Omit all images. Transcribe the rest of the material below exactly.

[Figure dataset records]
-- Start --
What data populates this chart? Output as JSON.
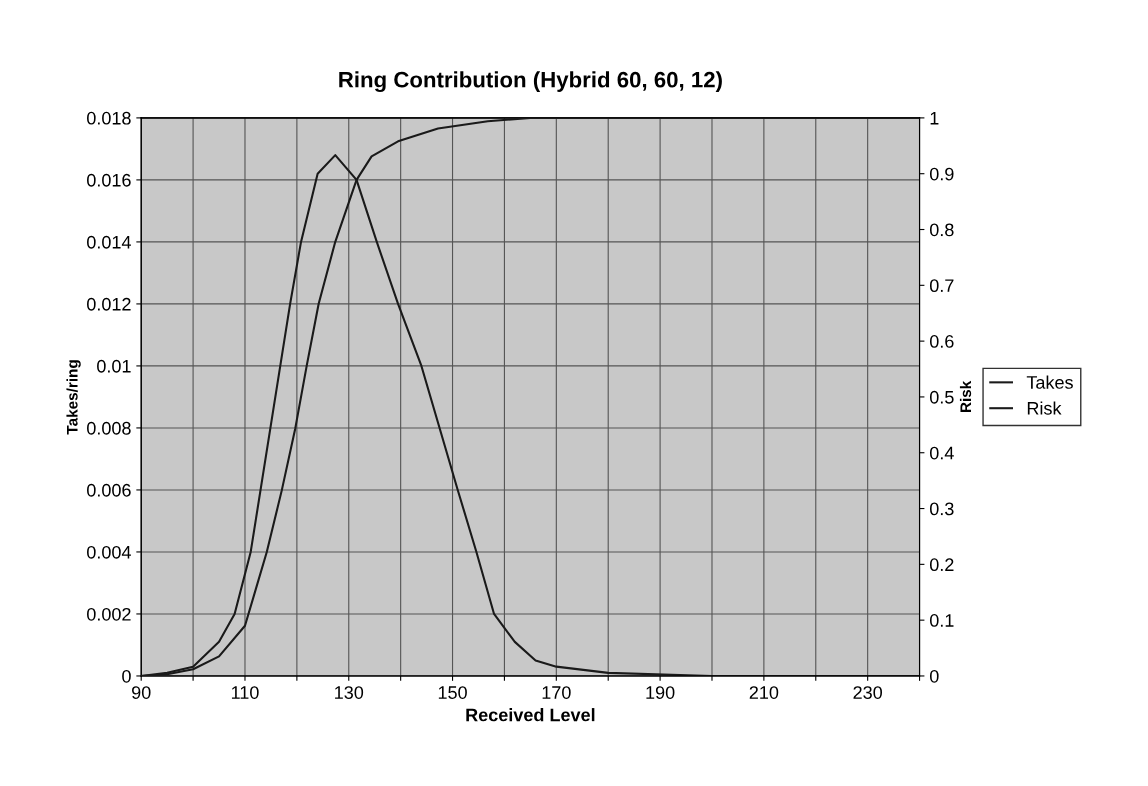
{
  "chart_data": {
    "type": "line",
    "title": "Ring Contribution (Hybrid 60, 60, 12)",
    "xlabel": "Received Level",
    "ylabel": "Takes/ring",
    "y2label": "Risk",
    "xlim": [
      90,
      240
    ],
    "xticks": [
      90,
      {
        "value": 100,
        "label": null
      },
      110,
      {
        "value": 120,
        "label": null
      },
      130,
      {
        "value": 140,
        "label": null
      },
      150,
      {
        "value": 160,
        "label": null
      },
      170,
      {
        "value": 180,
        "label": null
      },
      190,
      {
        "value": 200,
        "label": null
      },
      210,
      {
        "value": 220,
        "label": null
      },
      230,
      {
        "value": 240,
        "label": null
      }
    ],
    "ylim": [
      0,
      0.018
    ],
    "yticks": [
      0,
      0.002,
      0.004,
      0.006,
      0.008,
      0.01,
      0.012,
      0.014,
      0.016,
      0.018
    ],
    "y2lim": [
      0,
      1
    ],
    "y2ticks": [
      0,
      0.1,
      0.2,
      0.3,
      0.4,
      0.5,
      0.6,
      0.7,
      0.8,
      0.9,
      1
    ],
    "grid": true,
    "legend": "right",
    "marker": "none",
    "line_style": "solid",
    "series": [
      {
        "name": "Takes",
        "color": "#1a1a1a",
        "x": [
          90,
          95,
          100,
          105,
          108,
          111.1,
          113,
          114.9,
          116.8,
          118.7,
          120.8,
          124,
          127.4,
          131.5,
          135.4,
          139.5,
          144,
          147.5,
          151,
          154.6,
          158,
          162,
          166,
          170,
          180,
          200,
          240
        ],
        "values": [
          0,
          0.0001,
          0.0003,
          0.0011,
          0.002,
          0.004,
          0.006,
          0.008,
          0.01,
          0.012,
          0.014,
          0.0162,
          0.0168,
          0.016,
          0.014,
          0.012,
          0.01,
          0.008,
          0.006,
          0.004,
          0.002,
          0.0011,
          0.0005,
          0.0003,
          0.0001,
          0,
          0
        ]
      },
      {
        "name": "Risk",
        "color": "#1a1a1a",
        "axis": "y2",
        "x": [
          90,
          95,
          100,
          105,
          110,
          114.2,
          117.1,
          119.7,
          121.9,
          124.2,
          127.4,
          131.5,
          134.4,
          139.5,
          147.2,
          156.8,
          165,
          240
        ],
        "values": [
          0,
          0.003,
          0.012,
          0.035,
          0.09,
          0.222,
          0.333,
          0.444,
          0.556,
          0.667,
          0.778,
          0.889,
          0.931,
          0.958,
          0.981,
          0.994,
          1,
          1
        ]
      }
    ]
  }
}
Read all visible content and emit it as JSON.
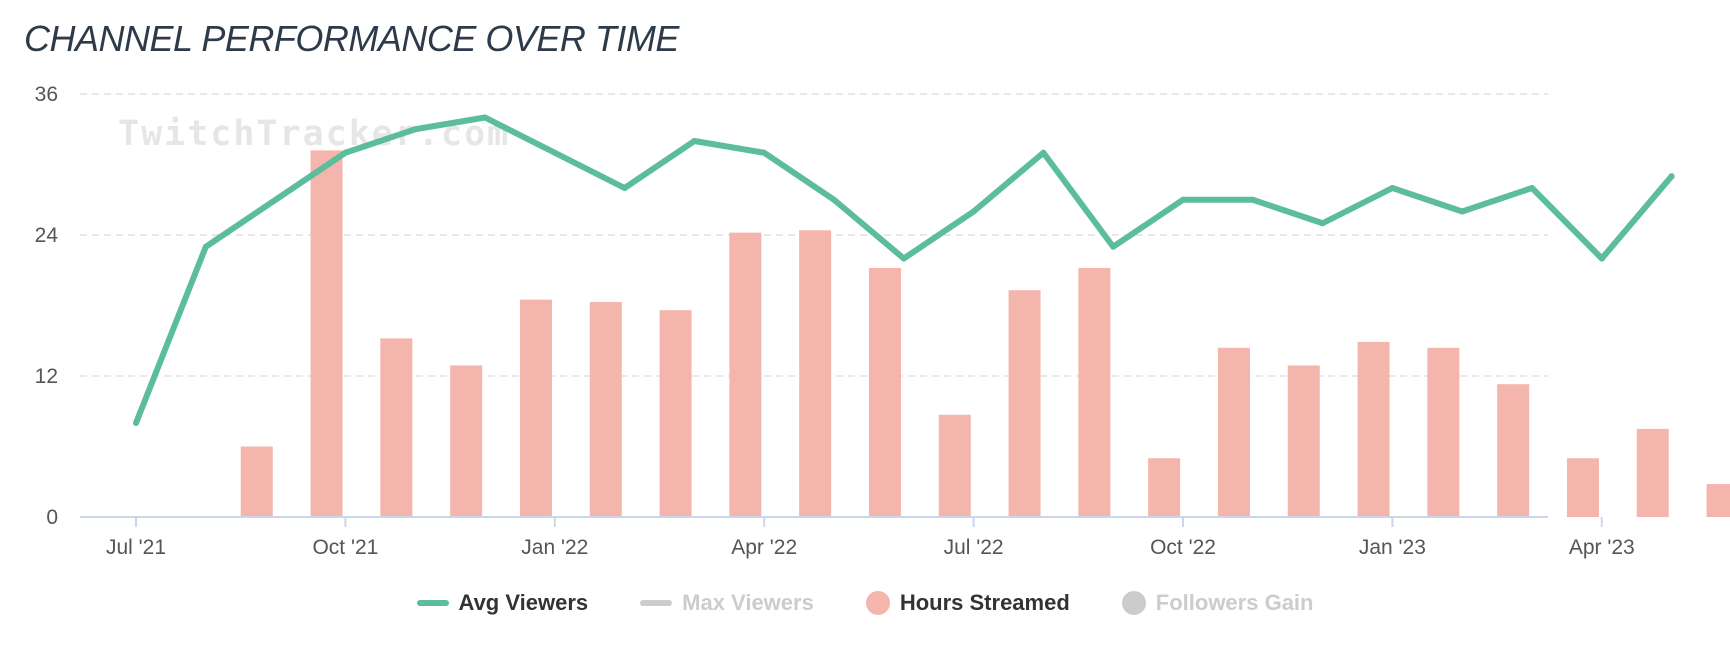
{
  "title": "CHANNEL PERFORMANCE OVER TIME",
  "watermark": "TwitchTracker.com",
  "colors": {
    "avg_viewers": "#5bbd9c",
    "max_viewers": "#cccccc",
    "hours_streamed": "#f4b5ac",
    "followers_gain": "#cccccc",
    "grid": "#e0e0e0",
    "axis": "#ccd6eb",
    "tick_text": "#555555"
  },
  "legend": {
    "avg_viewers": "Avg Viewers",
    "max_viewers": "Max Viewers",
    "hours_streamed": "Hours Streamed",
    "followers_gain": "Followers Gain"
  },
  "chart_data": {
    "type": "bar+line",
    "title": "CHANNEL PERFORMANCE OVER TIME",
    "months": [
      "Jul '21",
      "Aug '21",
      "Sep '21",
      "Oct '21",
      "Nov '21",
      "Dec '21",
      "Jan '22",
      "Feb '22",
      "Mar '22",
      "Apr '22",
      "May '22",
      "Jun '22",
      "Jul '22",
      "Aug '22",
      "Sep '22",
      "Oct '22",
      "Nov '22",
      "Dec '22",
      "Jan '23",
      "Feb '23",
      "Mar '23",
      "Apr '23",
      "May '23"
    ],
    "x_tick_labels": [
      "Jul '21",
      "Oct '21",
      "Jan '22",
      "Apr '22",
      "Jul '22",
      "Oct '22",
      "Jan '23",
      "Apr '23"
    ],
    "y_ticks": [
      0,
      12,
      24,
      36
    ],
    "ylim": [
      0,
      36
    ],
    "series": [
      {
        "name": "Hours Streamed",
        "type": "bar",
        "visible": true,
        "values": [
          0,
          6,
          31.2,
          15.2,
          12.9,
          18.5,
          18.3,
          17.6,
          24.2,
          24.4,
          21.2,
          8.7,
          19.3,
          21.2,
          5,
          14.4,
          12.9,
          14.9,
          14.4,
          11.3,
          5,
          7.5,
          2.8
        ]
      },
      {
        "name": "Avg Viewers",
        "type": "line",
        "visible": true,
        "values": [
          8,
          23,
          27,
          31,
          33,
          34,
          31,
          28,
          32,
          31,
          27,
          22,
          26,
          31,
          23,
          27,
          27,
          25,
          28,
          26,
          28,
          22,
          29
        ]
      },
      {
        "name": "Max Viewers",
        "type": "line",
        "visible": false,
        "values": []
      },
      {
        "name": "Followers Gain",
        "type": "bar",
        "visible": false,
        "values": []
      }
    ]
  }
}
-- End --
*Answer to the task*:
What data populates this chart? Output as JSON.
{
  "chart_data": {
    "type": "line",
    "title": "Ring Contribution (Hybrid 60, 60, 12)",
    "xlabel": "Received Level",
    "ylabel": "Takes/ring",
    "y2label": "Risk",
    "xlim": [
      90,
      240
    ],
    "xticks": [
      90,
      {
        "value": 100,
        "label": null
      },
      110,
      {
        "value": 120,
        "label": null
      },
      130,
      {
        "value": 140,
        "label": null
      },
      150,
      {
        "value": 160,
        "label": null
      },
      170,
      {
        "value": 180,
        "label": null
      },
      190,
      {
        "value": 200,
        "label": null
      },
      210,
      {
        "value": 220,
        "label": null
      },
      230,
      {
        "value": 240,
        "label": null
      }
    ],
    "ylim": [
      0,
      0.018
    ],
    "yticks": [
      0,
      0.002,
      0.004,
      0.006,
      0.008,
      0.01,
      0.012,
      0.014,
      0.016,
      0.018
    ],
    "y2lim": [
      0,
      1
    ],
    "y2ticks": [
      0,
      0.1,
      0.2,
      0.3,
      0.4,
      0.5,
      0.6,
      0.7,
      0.8,
      0.9,
      1
    ],
    "grid": true,
    "legend": "right",
    "marker": "none",
    "line_style": "solid",
    "series": [
      {
        "name": "Takes",
        "color": "#1a1a1a",
        "x": [
          90,
          95,
          100,
          105,
          108,
          111.1,
          113,
          114.9,
          116.8,
          118.7,
          120.8,
          124,
          127.4,
          131.5,
          135.4,
          139.5,
          144,
          147.5,
          151,
          154.6,
          158,
          162,
          166,
          170,
          180,
          200,
          240
        ],
        "values": [
          0,
          0.0001,
          0.0003,
          0.0011,
          0.002,
          0.004,
          0.006,
          0.008,
          0.01,
          0.012,
          0.014,
          0.0162,
          0.0168,
          0.016,
          0.014,
          0.012,
          0.01,
          0.008,
          0.006,
          0.004,
          0.002,
          0.0011,
          0.0005,
          0.0003,
          0.0001,
          0,
          0
        ]
      },
      {
        "name": "Risk",
        "color": "#1a1a1a",
        "axis": "y2",
        "x": [
          90,
          95,
          100,
          105,
          110,
          114.2,
          117.1,
          119.7,
          121.9,
          124.2,
          127.4,
          131.5,
          134.4,
          139.5,
          147.2,
          156.8,
          165,
          240
        ],
        "values": [
          0,
          0.003,
          0.012,
          0.035,
          0.09,
          0.222,
          0.333,
          0.444,
          0.556,
          0.667,
          0.778,
          0.889,
          0.931,
          0.958,
          0.981,
          0.994,
          1,
          1
        ]
      }
    ]
  }
}
Read all visible content and emit it as JSON.
{
  "title": "CHANNEL PERFORMANCE OVER TIME",
  "watermark": "TwitchTracker.com",
  "colors": {
    "avg_viewers": "#5bbd9c",
    "max_viewers": "#cccccc",
    "hours_streamed": "#f4b5ac",
    "followers_gain": "#cccccc",
    "grid": "#e0e0e0",
    "axis": "#ccd6eb",
    "tick_text": "#555555"
  },
  "legend": {
    "avg_viewers": "Avg Viewers",
    "max_viewers": "Max Viewers",
    "hours_streamed": "Hours Streamed",
    "followers_gain": "Followers Gain"
  },
  "chart_data": {
    "type": "bar+line",
    "title": "CHANNEL PERFORMANCE OVER TIME",
    "months": [
      "Jul '21",
      "Aug '21",
      "Sep '21",
      "Oct '21",
      "Nov '21",
      "Dec '21",
      "Jan '22",
      "Feb '22",
      "Mar '22",
      "Apr '22",
      "May '22",
      "Jun '22",
      "Jul '22",
      "Aug '22",
      "Sep '22",
      "Oct '22",
      "Nov '22",
      "Dec '22",
      "Jan '23",
      "Feb '23",
      "Mar '23",
      "Apr '23",
      "May '23"
    ],
    "x_tick_labels": [
      "Jul '21",
      "Oct '21",
      "Jan '22",
      "Apr '22",
      "Jul '22",
      "Oct '22",
      "Jan '23",
      "Apr '23"
    ],
    "y_ticks": [
      0,
      12,
      24,
      36
    ],
    "ylim": [
      0,
      36
    ],
    "series": [
      {
        "name": "Hours Streamed",
        "type": "bar",
        "visible": true,
        "values": [
          0,
          6,
          31.2,
          15.2,
          12.9,
          18.5,
          18.3,
          17.6,
          24.2,
          24.4,
          21.2,
          8.7,
          19.3,
          21.2,
          5,
          14.4,
          12.9,
          14.9,
          14.4,
          11.3,
          5,
          7.5,
          2.8
        ]
      },
      {
        "name": "Avg Viewers",
        "type": "line",
        "visible": true,
        "values": [
          8,
          23,
          27,
          31,
          33,
          34,
          31,
          28,
          32,
          31,
          27,
          22,
          26,
          31,
          23,
          27,
          27,
          25,
          28,
          26,
          28,
          22,
          29
        ]
      },
      {
        "name": "Max Viewers",
        "type": "line",
        "visible": false,
        "values": []
      },
      {
        "name": "Followers Gain",
        "type": "bar",
        "visible": false,
        "values": []
      }
    ]
  }
}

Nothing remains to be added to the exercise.